- _Exercise input_
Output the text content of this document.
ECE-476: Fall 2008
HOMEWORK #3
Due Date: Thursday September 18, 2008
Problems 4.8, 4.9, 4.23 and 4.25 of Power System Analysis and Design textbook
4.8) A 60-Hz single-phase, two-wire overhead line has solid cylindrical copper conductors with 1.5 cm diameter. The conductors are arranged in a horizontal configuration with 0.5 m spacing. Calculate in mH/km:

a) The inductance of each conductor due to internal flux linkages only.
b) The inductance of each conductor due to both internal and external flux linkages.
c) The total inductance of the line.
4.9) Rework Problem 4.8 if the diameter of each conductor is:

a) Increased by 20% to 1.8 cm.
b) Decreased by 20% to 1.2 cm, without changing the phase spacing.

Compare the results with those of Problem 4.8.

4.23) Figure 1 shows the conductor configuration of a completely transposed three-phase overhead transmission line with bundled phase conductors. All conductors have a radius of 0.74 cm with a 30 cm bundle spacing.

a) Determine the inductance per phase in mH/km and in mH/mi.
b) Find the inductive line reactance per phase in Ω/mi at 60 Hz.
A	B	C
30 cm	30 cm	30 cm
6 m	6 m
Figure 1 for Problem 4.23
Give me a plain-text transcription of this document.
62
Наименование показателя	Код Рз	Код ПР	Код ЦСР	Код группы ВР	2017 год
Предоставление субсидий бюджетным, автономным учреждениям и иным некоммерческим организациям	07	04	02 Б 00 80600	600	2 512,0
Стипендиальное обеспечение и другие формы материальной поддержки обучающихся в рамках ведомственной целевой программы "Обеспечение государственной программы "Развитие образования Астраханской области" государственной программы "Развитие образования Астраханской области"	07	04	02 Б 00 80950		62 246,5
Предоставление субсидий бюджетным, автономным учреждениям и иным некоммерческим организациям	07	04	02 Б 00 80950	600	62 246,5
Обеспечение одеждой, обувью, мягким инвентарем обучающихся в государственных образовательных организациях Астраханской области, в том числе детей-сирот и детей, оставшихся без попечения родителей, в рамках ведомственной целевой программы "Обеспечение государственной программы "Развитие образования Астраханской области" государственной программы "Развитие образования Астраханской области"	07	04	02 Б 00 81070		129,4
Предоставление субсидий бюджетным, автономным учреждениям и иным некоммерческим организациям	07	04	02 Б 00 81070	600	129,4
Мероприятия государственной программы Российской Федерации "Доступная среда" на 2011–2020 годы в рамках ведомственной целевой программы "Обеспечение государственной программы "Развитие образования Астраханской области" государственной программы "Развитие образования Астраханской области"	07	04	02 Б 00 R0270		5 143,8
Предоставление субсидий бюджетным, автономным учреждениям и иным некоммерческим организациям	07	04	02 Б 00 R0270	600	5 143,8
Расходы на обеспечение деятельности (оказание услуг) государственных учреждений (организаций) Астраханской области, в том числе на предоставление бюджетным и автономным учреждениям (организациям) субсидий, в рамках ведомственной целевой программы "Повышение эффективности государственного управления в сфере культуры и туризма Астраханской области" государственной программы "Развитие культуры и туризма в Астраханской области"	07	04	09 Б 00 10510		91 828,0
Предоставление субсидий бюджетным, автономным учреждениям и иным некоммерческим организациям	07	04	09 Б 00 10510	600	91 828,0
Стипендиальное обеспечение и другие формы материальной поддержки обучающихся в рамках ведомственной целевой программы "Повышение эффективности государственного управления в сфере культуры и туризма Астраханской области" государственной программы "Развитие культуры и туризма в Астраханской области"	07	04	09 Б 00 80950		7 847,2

- _The task_
Extract all of the data above and output it character for character.

- _The answer_
Output the text content of this document.
ECE-476: Fall 2008
HOMEWORK #3
Due Date: Thursday September 18, 2008
Problems 4.8, 4.9, 4.23 and 4.25 of Power System Analysis and Design textbook
4.8) A 60-Hz single-phase, two-wire overhead line has solid cylindrical copper conductors with 1.5 cm diameter. The conductors are arranged in a horizontal configuration with 0.5 m spacing. Calculate in mH/km:

a) The inductance of each conductor due to internal flux linkages only.
b) The inductance of each conductor due to both internal and external flux linkages.
c) The total inductance of the line.
4.9) Rework Problem 4.8 if the diameter of each conductor is:

a) Increased by 20% to 1.8 cm.
b) Decreased by 20% to 1.2 cm, without changing the phase spacing.

Compare the results with those of Problem 4.8.

4.23) Figure 1 shows the conductor configuration of a completely transposed three-phase overhead transmission line with bundled phase conductors. All conductors have a radius of 0.74 cm with a 30 cm bundle spacing.

a) Determine the inductance per phase in mH/km and in mH/mi.
b) Find the inductive line reactance per phase in Ω/mi at 60 Hz.
A	B	C
30 cm	30 cm	30 cm
6 m	6 m
Figure 1 for Problem 4.23
Give me a plain-text transcription of this document.
62
Наименование показателя	Код Рз	Код ПР	Код ЦСР	Код группы ВР	2017 год
Предоставление субсидий бюджетным, автономным учреждениям и иным некоммерческим организациям	07	04	02 Б 00 80600	600	2 512,0
Стипендиальное обеспечение и другие формы материальной поддержки обучающихся в рамках ведомственной целевой программы "Обеспечение государственной программы "Развитие образования Астраханской области" государственной программы "Развитие образования Астраханской области"	07	04	02 Б 00 80950		62 246,5
Предоставление субсидий бюджетным, автономным учреждениям и иным некоммерческим организациям	07	04	02 Б 00 80950	600	62 246,5
Обеспечение одеждой, обувью, мягким инвентарем обучающихся в государственных образовательных организациях Астраханской области, в том числе детей-сирот и детей, оставшихся без попечения родителей, в рамках ведомственной целевой программы "Обеспечение государственной программы "Развитие образования Астраханской области" государственной программы "Развитие образования Астраханской области"	07	04	02 Б 00 81070		129,4
Предоставление субсидий бюджетным, автономным учреждениям и иным некоммерческим организациям	07	04	02 Б 00 81070	600	129,4
Мероприятия государственной программы Российской Федерации "Доступная среда" на 2011–2020 годы в рамках ведомственной целевой программы "Обеспечение государственной программы "Развитие образования Астраханской области" государственной программы "Развитие образования Астраханской области"	07	04	02 Б 00 R0270		5 143,8
Предоставление субсидий бюджетным, автономным учреждениям и иным некоммерческим организациям	07	04	02 Б 00 R0270	600	5 143,8
Расходы на обеспечение деятельности (оказание услуг) государственных учреждений (организаций) Астраханской области, в том числе на предоставление бюджетным и автономным учреждениям (организациям) субсидий, в рамках ведомственной целевой программы "Повышение эффективности государственного управления в сфере культуры и туризма Астраханской области" государственной программы "Развитие культуры и туризма в Астраханской области"	07	04	09 Б 00 10510		91 828,0
Предоставление субсидий бюджетным, автономным учреждениям и иным некоммерческим организациям	07	04	09 Б 00 10510	600	91 828,0
Стипендиальное обеспечение и другие формы материальной поддержки обучающихся в рамках ведомственной целевой программы "Повышение эффективности государственного управления в сфере культуры и туризма Астраханской области" государственной программы "Развитие культуры и туризма в Астраханской области"	07	04	09 Б 00 80950		7 847,2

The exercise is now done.